--- Input material ---

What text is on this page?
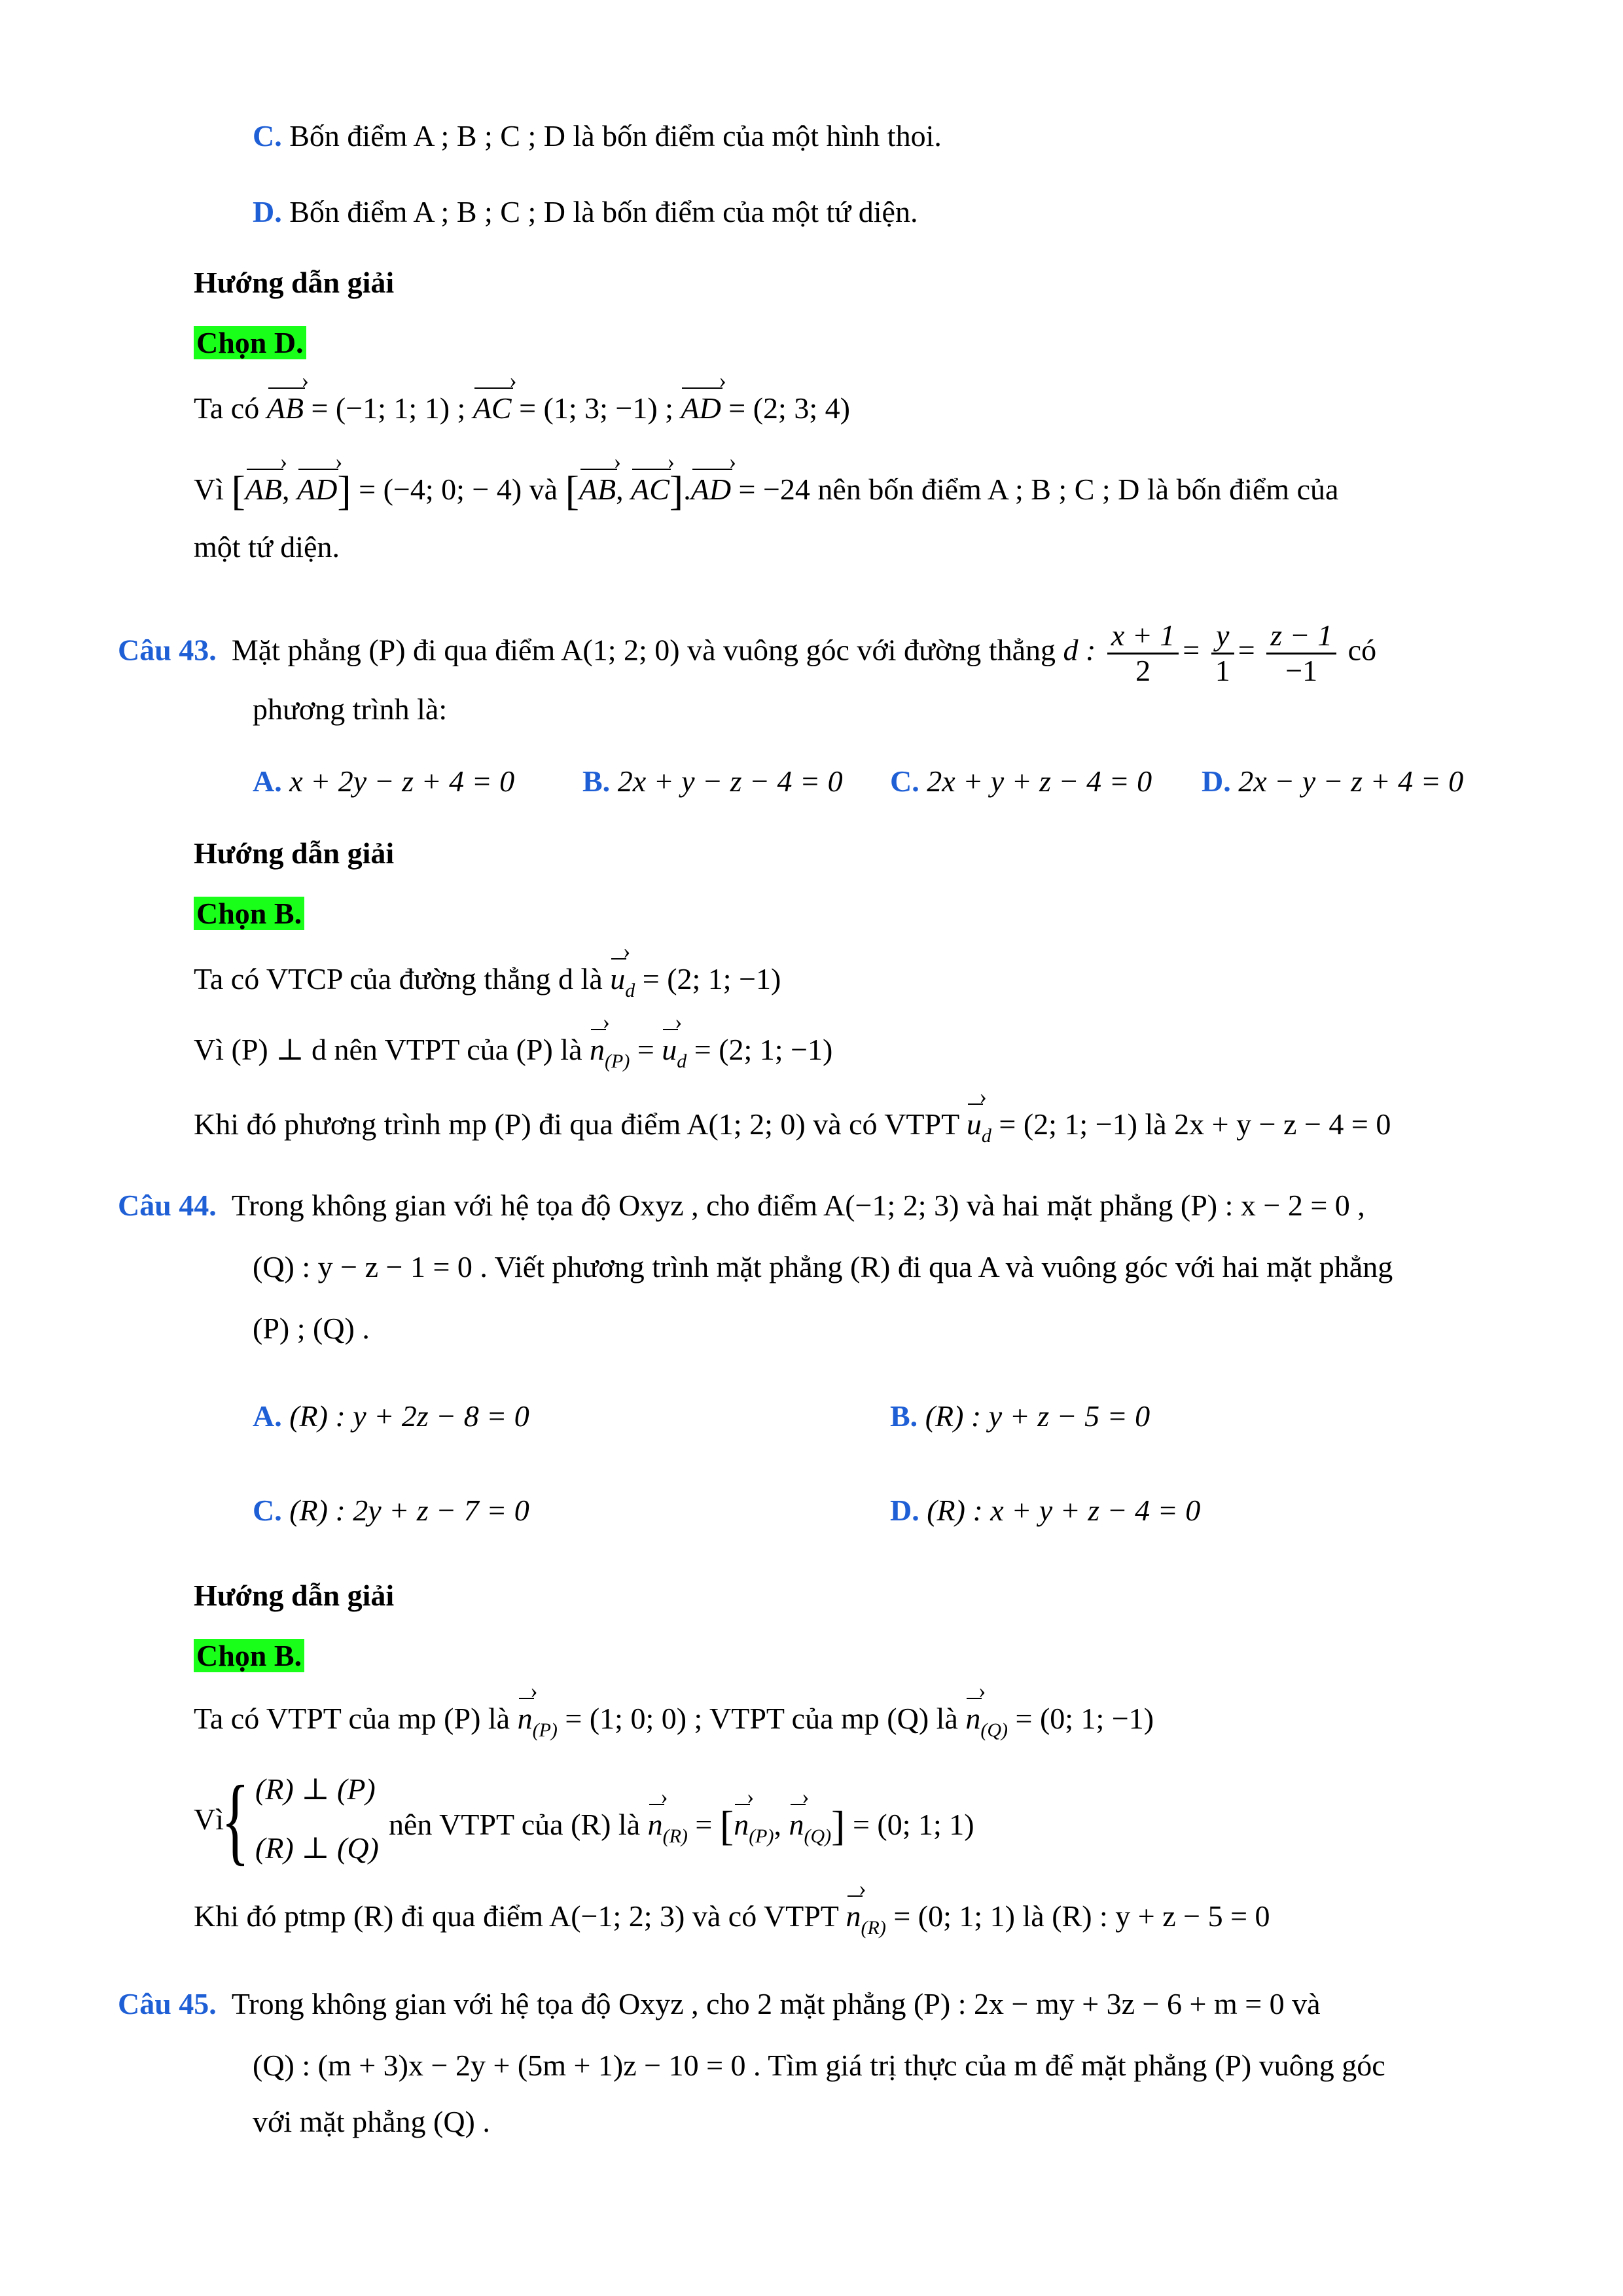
C. Bốn điểm A ; B ; C ; D là bốn điểm của một hình thoi.
D. Bốn điểm A ; B ; C ; D là bốn điểm của một tứ diện.
Hướng dẫn giải
Chọn D.
Ta có AB › = (−1; 1; 1) ; AC › = (1; 3; −1) ; AD › = (2; 3; 4)
Vì [AB ›, AD ›] = (−4; 0; − 4) và [AB ›, AC ›].AD › = −24 nên bốn điểm A ; B ; C ; D là bốn điểm của
một tứ diện.
Câu 43. Mặt phẳng (P) đi qua điểm A(1; 2; 0) và vuông góc với đường thẳng d : $\frac{x + 1}{2} = \frac{y}{1} = \frac{z - 1}{-1}$ có
phương trình là:
A. x + 2y − z + 4 = 0 B. 2x + y − z − 4 = 0 C. 2x + y + z − 4 = 0 D. 2x − y − z + 4 = 0
Hướng dẫn giải
Chọn B.
Ta có VTCP của đường thẳng d là u $›_d = (2$; 1; −1)
Vì (P) ⊥ d nên VTPT của (P) là n $›_{(P)} = u$ $›_d = (2$; 1; −1)
Khi đó phương trình mp (P) đi qua điểm A(1; 2; 0) và có VTPT u $›_d = (2$; 1; −1) là 2x + y − z − 4 = 0
Câu 44. Trong không gian với hệ tọa độ Oxyz , cho điểm A(−1; 2; 3) và hai mặt phẳng (P) : x − 2 = 0 ,
(Q) : y − z − 1 = 0 . Viết phương trình mặt phẳng (R) đi qua A và vuông góc với hai mặt phẳng
(P) ; (Q) .
A. (R) : y + 2z − 8 = 0	B. (R) : y + z − 5 = 0
C. (R) : 2y + z − 7 = 0	D. (R) : x + y + z − 4 = 0
Hướng dẫn giải
Chọn B.
Ta có VTPT của mp (P) là n $›_{(P)} = (1$; 0; 0) ; VTPT của mp (Q) là n $›_{(Q)} = (0$; 1; −1)
Vì
{ (R) ⊥ (P)
(R) ⊥ (Q)
nên VTPT của (R) là n $›_{(R)} = [n$ $›_{(P)}$, n $›_{(Q)}] = (0$; 1; 1)
Khi đó ptmp (R) đi qua điểm A(−1; 2; 3) và có VTPT n $›_{(R)} = (0$; 1; 1) là (R) : y + z − 5 = 0
Câu 45. Trong không gian với hệ tọa độ Oxyz , cho 2 mặt phẳng (P) : 2x − my + 3z − 6 + m = 0 và
(Q) : (m + 3)x − 2y + (5m + 1)z − 10 = 0 . Tìm giá trị thực của m để mặt phẳng (P) vuông góc
với mặt phẳng (Q) .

---

### Problem description
Your answer should be one number: how many lines in the material above contain the string "không".

### Result of this exercise
2